Extract the text of every entry below exactly; leave images out.

Start of Data listing

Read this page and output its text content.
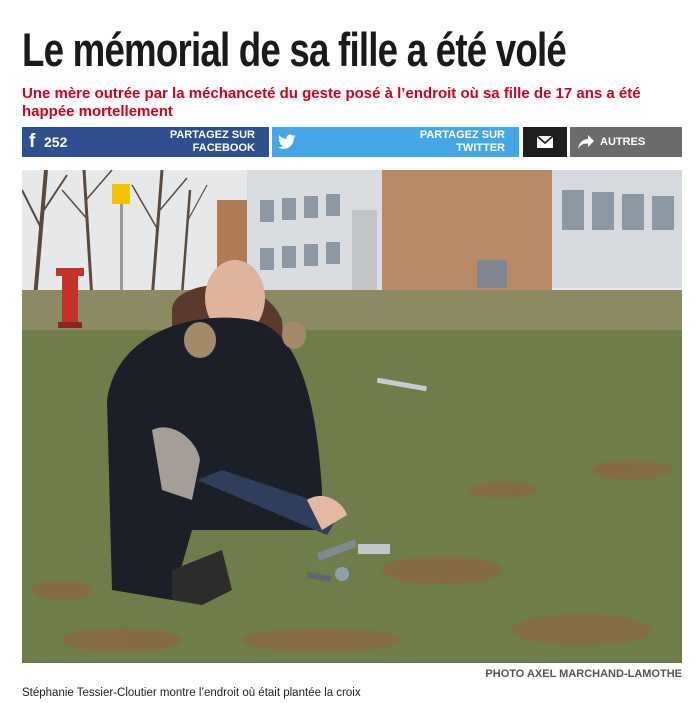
Le mémorial de sa fille a été volé

Une mère outrée par la méchanceté du geste posé à l’endroit où sa fille de 17 ans a été happée mortellement

f 252	PARTAGEZ SUR FACEBOOK
PARTAGEZ SUR TWITTER	AUTRES

PHOTO AXEL MARCHAND-LAMOTHE

Stéphanie Tessier-Cloutier montre l’endroit où était plantée la croix
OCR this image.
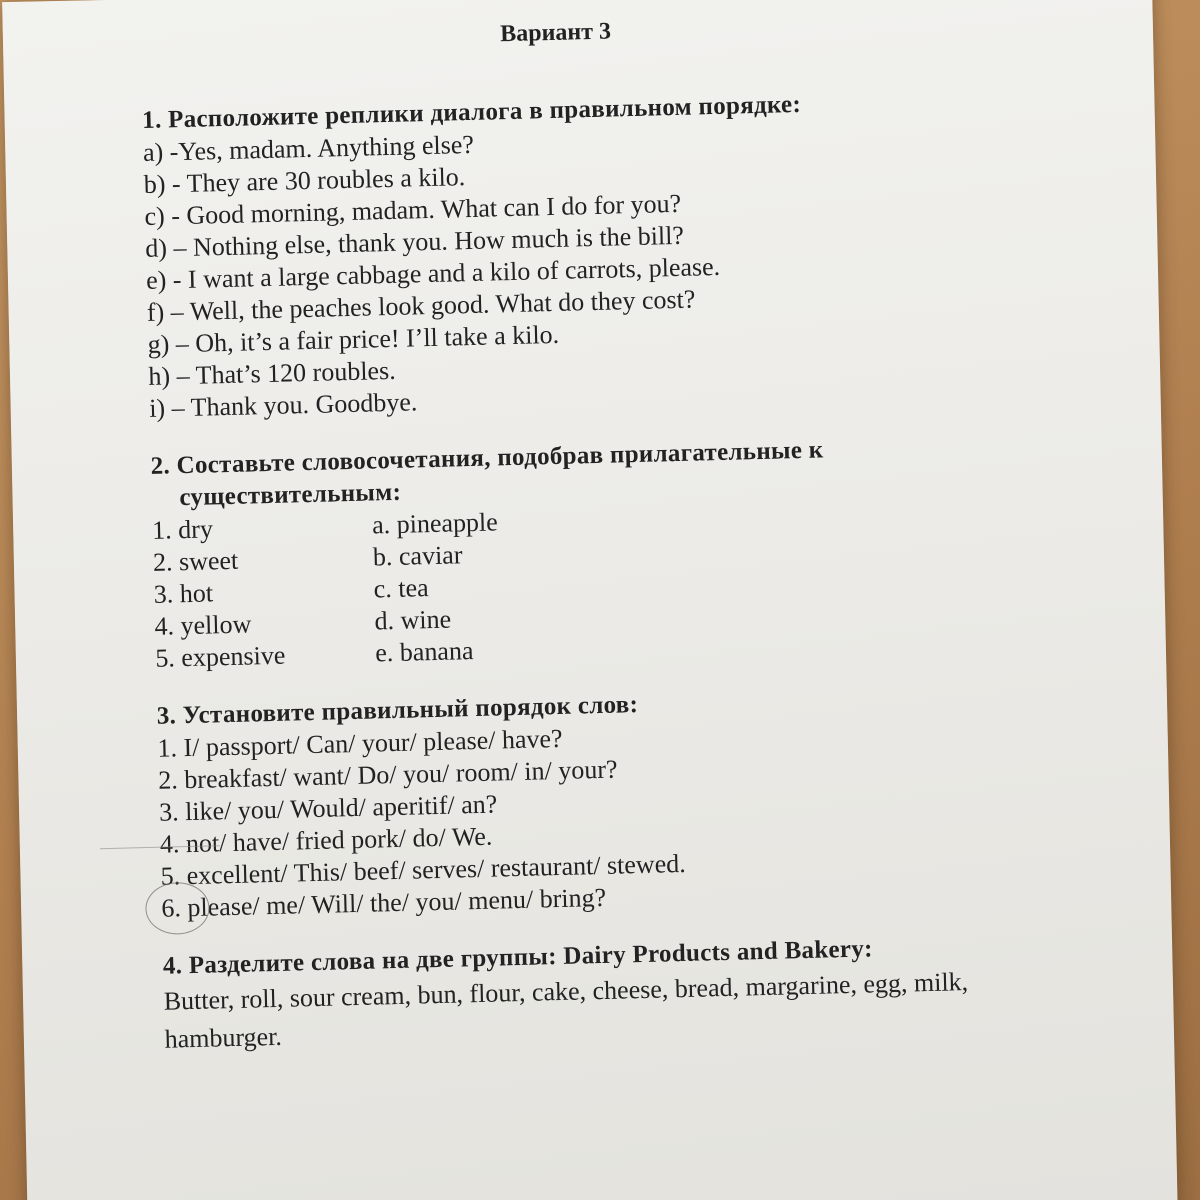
Вариант 3
1. Расположите реплики диалога в правильном порядке:
a) -Yes, madam. Anything else?
b) - They are 30 roubles a kilo.
c) - Good morning, madam. What can I do for you?
d) – Nothing else, thank you. How much is the bill?
e) - I want a large cabbage and a kilo of carrots, please.
f) – Well, the peaches look good. What do they cost?
g) – Oh, it’s a fair price! I’ll take a kilo.
h) – That’s 120 roubles.
i) – Thank you. Goodbye.
2. Составьте словосочетания, подобрав прилагательные к
существительным:
1. dry	a. pineapple
2. sweet	b. caviar
3. hot	c. tea
4. yellow	d. wine
5. expensive	e. banana
3. Установите правильный порядок слов:
1. I/ passport/ Can/ your/ please/ have?
2. breakfast/ want/ Do/ you/ room/ in/ your?
3. like/ you/ Would/ aperitif/ an?
4. not/ have/ fried pork/ do/ We.
5. excellent/ This/ beef/ serves/ restaurant/ stewed.
6. please/ me/ Will/ the/ you/ menu/ bring?
4. Разделите слова на две группы: Dairy Products and Bakery:
Butter, roll, sour cream, bun, flour, cake, cheese, bread, margarine, egg, milk, hamburger.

End of Data listing

Exercise output:
Read this page and output its text content.
Le mémorial de sa fille a été volé

Une mère outrée par la méchanceté du geste posé à l’endroit où sa fille de 17 ans a été happée mortellement

f 252	PARTAGEZ SUR FACEBOOK
PARTAGEZ SUR TWITTER	AUTRES

PHOTO AXEL MARCHAND-LAMOTHE

Stéphanie Tessier-Cloutier montre l’endroit où était plantée la croix
OCR this image.
Вариант 3
1. Расположите реплики диалога в правильном порядке:
a) -Yes, madam. Anything else?
b) - They are 30 roubles a kilo.
c) - Good morning, madam. What can I do for you?
d) – Nothing else, thank you. How much is the bill?
e) - I want a large cabbage and a kilo of carrots, please.
f) – Well, the peaches look good. What do they cost?
g) – Oh, it’s a fair price! I’ll take a kilo.
h) – That’s 120 roubles.
i) – Thank you. Goodbye.
2. Составьте словосочетания, подобрав прилагательные к
существительным:
1. dry	a. pineapple
2. sweet	b. caviar
3. hot	c. tea
4. yellow	d. wine
5. expensive	e. banana
3. Установите правильный порядок слов:
1. I/ passport/ Can/ your/ please/ have?
2. breakfast/ want/ Do/ you/ room/ in/ your?
3. like/ you/ Would/ aperitif/ an?
4. not/ have/ fried pork/ do/ We.
5. excellent/ This/ beef/ serves/ restaurant/ stewed.
6. please/ me/ Will/ the/ you/ menu/ bring?
4. Разделите слова на две группы: Dairy Products and Bakery:
Butter, roll, sour cream, bun, flour, cake, cheese, bread, margarine, egg, milk, hamburger.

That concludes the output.